# Start of Record list

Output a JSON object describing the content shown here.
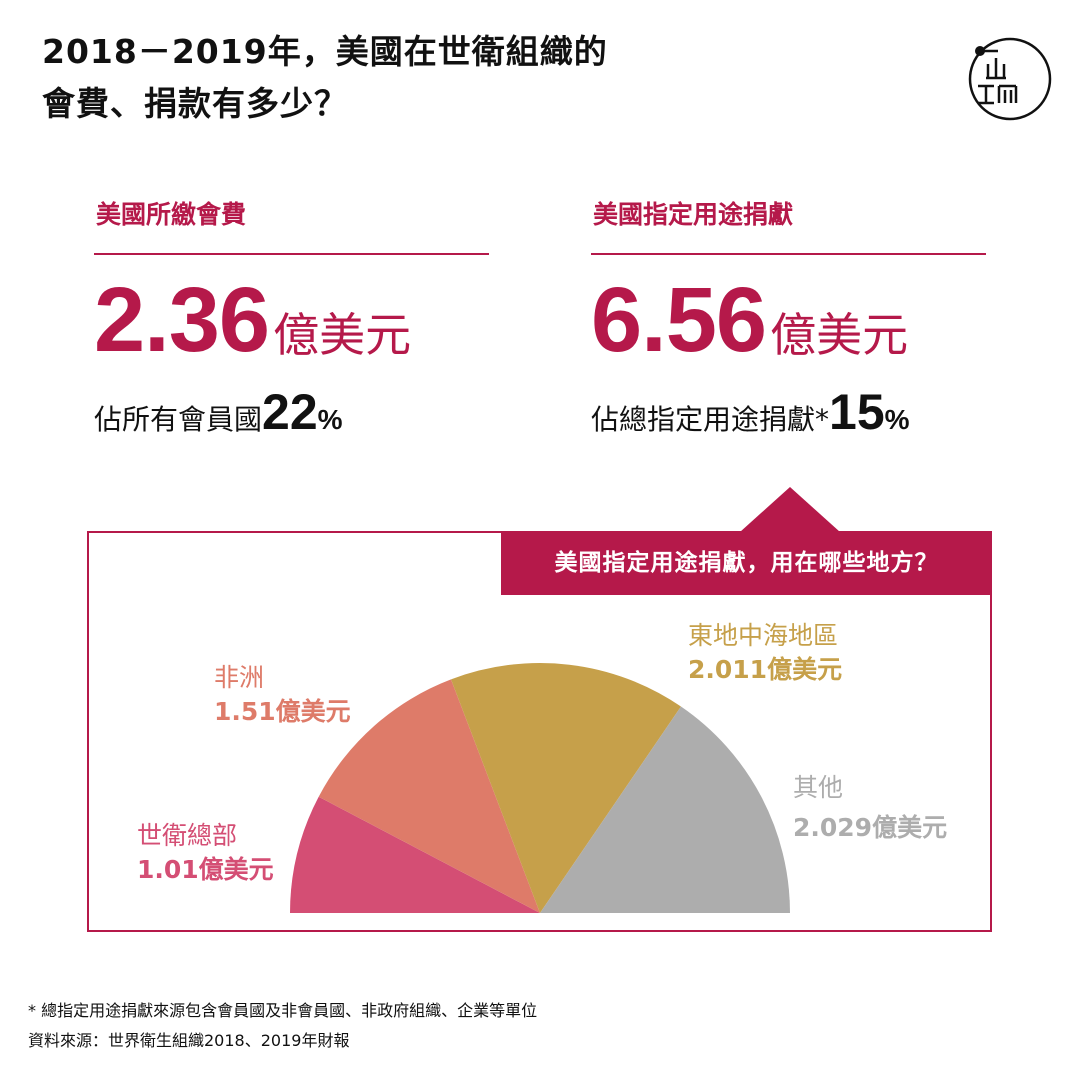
{
  "header": {
    "title_line1": "2018－2019年，美國在世衛組織的",
    "title_line2": "會費、捐款有多少？"
  },
  "left_stat": {
    "heading": "美國所繳會費",
    "value": "2.36",
    "unit": "億美元",
    "sub_text": "佔所有會員國",
    "sub_pct": "22",
    "sub_pct_sign": "%"
  },
  "right_stat": {
    "heading": "美國指定用途捐獻",
    "value": "6.56",
    "unit": "億美元",
    "sub_text": "佔總指定用途捐獻*",
    "sub_pct": "15",
    "sub_pct_sign": "%"
  },
  "panel": {
    "banner": "美國指定用途捐獻，用在哪些地方？"
  },
  "chart_data": {
    "type": "pie",
    "shape": "semicircle",
    "unit": "億美元",
    "slices": [
      {
        "label": "世衛總部",
        "value": 1.01,
        "value_text": "1.01億美元",
        "color": "#d44e74"
      },
      {
        "label": "非洲",
        "value": 1.51,
        "value_text": "1.51億美元",
        "color": "#de7b69"
      },
      {
        "label": "東地中海地區",
        "value": 2.011,
        "value_text": "2.011億美元",
        "color": "#c6a04a"
      },
      {
        "label": "其他",
        "value": 2.029,
        "value_text": "2.029億美元",
        "color": "#adadad"
      }
    ]
  },
  "footnotes": {
    "note": "* 總指定用途捐獻來源包含會員國及非會員國、非政府組織、企業等單位",
    "source": "資料來源：世界衛生組織2018、2019年財報"
  },
  "colors": {
    "accent": "#b5194a"
  }
}
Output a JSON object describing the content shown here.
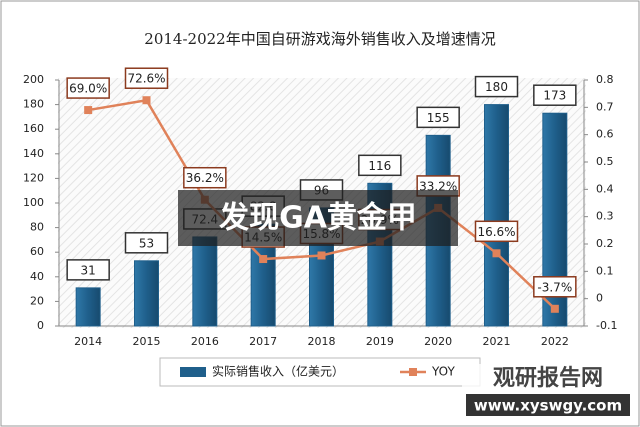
{
  "chart_data": {
    "type": "bar-line",
    "title": "2014-2022年中国自研游戏海外销售收入及增速情况",
    "categories": [
      "2014",
      "2015",
      "2016",
      "2017",
      "2018",
      "2019",
      "2020",
      "2021",
      "2022"
    ],
    "series": [
      {
        "name": "实际销售收入（亿美元）",
        "type": "bar",
        "color": "#1f5f8b",
        "values": [
          31,
          53,
          72.4,
          82.8,
          96,
          116,
          155,
          180,
          173
        ]
      },
      {
        "name": "YOY",
        "type": "line",
        "axis": "y2",
        "color": "#e0825a",
        "values": [
          0.69,
          0.726,
          0.362,
          0.145,
          0.158,
          0.209,
          0.332,
          0.166,
          -0.037
        ],
        "value_labels": [
          "69.0%",
          "72.6%",
          "36.2%",
          "14.5%",
          "15.8%",
          "20.9%",
          "33.2%",
          "16.6%",
          "-3.7%"
        ]
      }
    ],
    "ylim": [
      0,
      200
    ],
    "yticks": [
      0,
      20,
      40,
      60,
      80,
      100,
      120,
      140,
      160,
      180,
      200
    ],
    "y2lim": [
      -0.1,
      0.8
    ],
    "y2ticks": [
      -0.1,
      0,
      0.1,
      0.2,
      0.3,
      0.4,
      0.5,
      0.6,
      0.7,
      0.8
    ],
    "legend": "bottom"
  },
  "overlay": {
    "banner": "发现GA黄金甲",
    "watermark_title": "观研报告网",
    "watermark_url": "www.xyswgy.com"
  }
}
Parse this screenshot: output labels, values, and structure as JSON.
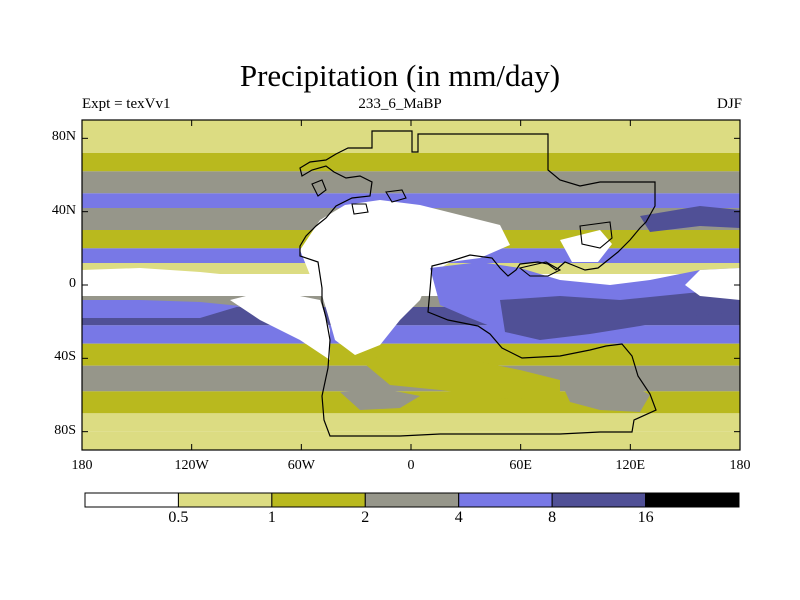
{
  "chart_data": {
    "type": "heatmap",
    "title": "Precipitation (in mm/day)",
    "subtitle_left": "Expt = texVv1",
    "subtitle_center": "233_6_MaBP",
    "subtitle_right": "DJF",
    "x_ticks": [
      "180",
      "120W",
      "60W",
      "0",
      "60E",
      "120E",
      "180"
    ],
    "x_tick_values": [
      -180,
      -120,
      -60,
      0,
      60,
      120,
      180
    ],
    "y_ticks": [
      "80N",
      "40N",
      "0",
      "40S",
      "80S"
    ],
    "y_tick_values": [
      80,
      40,
      0,
      -40,
      -80
    ],
    "xlim": [
      -180,
      180
    ],
    "ylim": [
      -90,
      90
    ],
    "colorbar": {
      "levels": [
        "0.5",
        "1",
        "2",
        "4",
        "8",
        "16"
      ],
      "colors": [
        "#ffffff",
        "#dcdc82",
        "#b9b91e",
        "#96968a",
        "#7878e6",
        "#505096",
        "#000000"
      ]
    },
    "zonal_bands": [
      {
        "lat_min": 72,
        "lat_max": 90,
        "class": 1
      },
      {
        "lat_min": 62,
        "lat_max": 72,
        "class": 2
      },
      {
        "lat_min": 50,
        "lat_max": 62,
        "class": 3
      },
      {
        "lat_min": 42,
        "lat_max": 50,
        "class": 4
      },
      {
        "lat_min": 30,
        "lat_max": 42,
        "class": 3
      },
      {
        "lat_min": 20,
        "lat_max": 30,
        "class": 2
      },
      {
        "lat_min": 12,
        "lat_max": 20,
        "class": 4
      },
      {
        "lat_min": 6,
        "lat_max": 12,
        "class": 1
      },
      {
        "lat_min": -6,
        "lat_max": 6,
        "class": 0
      },
      {
        "lat_min": -12,
        "lat_max": -6,
        "class": 3
      },
      {
        "lat_min": -22,
        "lat_max": -12,
        "class": 5
      },
      {
        "lat_min": -32,
        "lat_max": -22,
        "class": 4
      },
      {
        "lat_min": -44,
        "lat_max": -32,
        "class": 2
      },
      {
        "lat_min": -58,
        "lat_max": -44,
        "class": 3
      },
      {
        "lat_min": -70,
        "lat_max": -58,
        "class": 2
      },
      {
        "lat_min": -80,
        "lat_max": -70,
        "class": 1
      },
      {
        "lat_min": -90,
        "lat_max": -80,
        "class": 1
      }
    ]
  }
}
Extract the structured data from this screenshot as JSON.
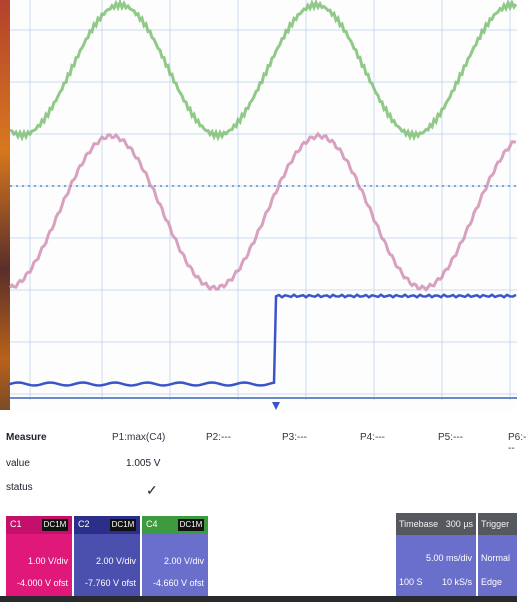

# End of Record list

Make an exact copy of every entry above, minus the images.

Output a JSON object describing the content shown here.
{
  "header": {
    "title_line1": "2018－2019年，美國在世衛組織的",
    "title_line2": "會費、捐款有多少？"
  },
  "left_stat": {
    "heading": "美國所繳會費",
    "value": "2.36",
    "unit": "億美元",
    "sub_text": "佔所有會員國",
    "sub_pct": "22",
    "sub_pct_sign": "%"
  },
  "right_stat": {
    "heading": "美國指定用途捐獻",
    "value": "6.56",
    "unit": "億美元",
    "sub_text": "佔總指定用途捐獻*",
    "sub_pct": "15",
    "sub_pct_sign": "%"
  },
  "panel": {
    "banner": "美國指定用途捐獻，用在哪些地方？"
  },
  "chart_data": {
    "type": "pie",
    "shape": "semicircle",
    "unit": "億美元",
    "slices": [
      {
        "label": "世衛總部",
        "value": 1.01,
        "value_text": "1.01億美元",
        "color": "#d44e74"
      },
      {
        "label": "非洲",
        "value": 1.51,
        "value_text": "1.51億美元",
        "color": "#de7b69"
      },
      {
        "label": "東地中海地區",
        "value": 2.011,
        "value_text": "2.011億美元",
        "color": "#c6a04a"
      },
      {
        "label": "其他",
        "value": 2.029,
        "value_text": "2.029億美元",
        "color": "#adadad"
      }
    ]
  },
  "footnotes": {
    "note": "* 總指定用途捐獻來源包含會員國及非會員國、非政府組織、企業等單位",
    "source": "資料來源：世界衛生組織2018、2019年財報"
  },
  "colors": {
    "accent": "#b5194a"
  }
}
Output a JSON object describing the content shown here.
{
  "chart_data": {
    "type": "bar-line",
    "title": "2014-2022年中国自研游戏海外销售收入及增速情况",
    "categories": [
      "2014",
      "2015",
      "2016",
      "2017",
      "2018",
      "2019",
      "2020",
      "2021",
      "2022"
    ],
    "series": [
      {
        "name": "实际销售收入（亿美元）",
        "type": "bar",
        "color": "#1f5f8b",
        "values": [
          31,
          53,
          72.4,
          82.8,
          96,
          116,
          155,
          180,
          173
        ]
      },
      {
        "name": "YOY",
        "type": "line",
        "axis": "y2",
        "color": "#e0825a",
        "values": [
          0.69,
          0.726,
          0.362,
          0.145,
          0.158,
          0.209,
          0.332,
          0.166,
          -0.037
        ],
        "value_labels": [
          "69.0%",
          "72.6%",
          "36.2%",
          "14.5%",
          "15.8%",
          "20.9%",
          "33.2%",
          "16.6%",
          "-3.7%"
        ]
      }
    ],
    "ylim": [
      0,
      200
    ],
    "yticks": [
      0,
      20,
      40,
      60,
      80,
      100,
      120,
      140,
      160,
      180,
      200
    ],
    "y2lim": [
      -0.1,
      0.8
    ],
    "y2ticks": [
      -0.1,
      0,
      0.1,
      0.2,
      0.3,
      0.4,
      0.5,
      0.6,
      0.7,
      0.8
    ],
    "legend": "bottom"
  },
  "overlay": {
    "banner": "发现GA黄金甲",
    "watermark_title": "观研报告网",
    "watermark_url": "www.xyswgy.com"
  }
}
Parse this screenshot: output labels, values, and structure as JSON.
{
  "chart_data": {
    "type": "heatmap",
    "title": "Precipitation (in mm/day)",
    "subtitle_left": "Expt = texVv1",
    "subtitle_center": "233_6_MaBP",
    "subtitle_right": "DJF",
    "x_ticks": [
      "180",
      "120W",
      "60W",
      "0",
      "60E",
      "120E",
      "180"
    ],
    "x_tick_values": [
      -180,
      -120,
      -60,
      0,
      60,
      120,
      180
    ],
    "y_ticks": [
      "80N",
      "40N",
      "0",
      "40S",
      "80S"
    ],
    "y_tick_values": [
      80,
      40,
      0,
      -40,
      -80
    ],
    "xlim": [
      -180,
      180
    ],
    "ylim": [
      -90,
      90
    ],
    "colorbar": {
      "levels": [
        "0.5",
        "1",
        "2",
        "4",
        "8",
        "16"
      ],
      "colors": [
        "#ffffff",
        "#dcdc82",
        "#b9b91e",
        "#96968a",
        "#7878e6",
        "#505096",
        "#000000"
      ]
    },
    "zonal_bands": [
      {
        "lat_min": 72,
        "lat_max": 90,
        "class": 1
      },
      {
        "lat_min": 62,
        "lat_max": 72,
        "class": 2
      },
      {
        "lat_min": 50,
        "lat_max": 62,
        "class": 3
      },
      {
        "lat_min": 42,
        "lat_max": 50,
        "class": 4
      },
      {
        "lat_min": 30,
        "lat_max": 42,
        "class": 3
      },
      {
        "lat_min": 20,
        "lat_max": 30,
        "class": 2
      },
      {
        "lat_min": 12,
        "lat_max": 20,
        "class": 4
      },
      {
        "lat_min": 6,
        "lat_max": 12,
        "class": 1
      },
      {
        "lat_min": -6,
        "lat_max": 6,
        "class": 0
      },
      {
        "lat_min": -12,
        "lat_max": -6,
        "class": 3
      },
      {
        "lat_min": -22,
        "lat_max": -12,
        "class": 5
      },
      {
        "lat_min": -32,
        "lat_max": -22,
        "class": 4
      },
      {
        "lat_min": -44,
        "lat_max": -32,
        "class": 2
      },
      {
        "lat_min": -58,
        "lat_max": -44,
        "class": 3
      },
      {
        "lat_min": -70,
        "lat_max": -58,
        "class": 2
      },
      {
        "lat_min": -80,
        "lat_max": -70,
        "class": 1
      },
      {
        "lat_min": -90,
        "lat_max": -80,
        "class": 1
      }
    ]
  }
}
Extract the structured data from this screenshot as JSON.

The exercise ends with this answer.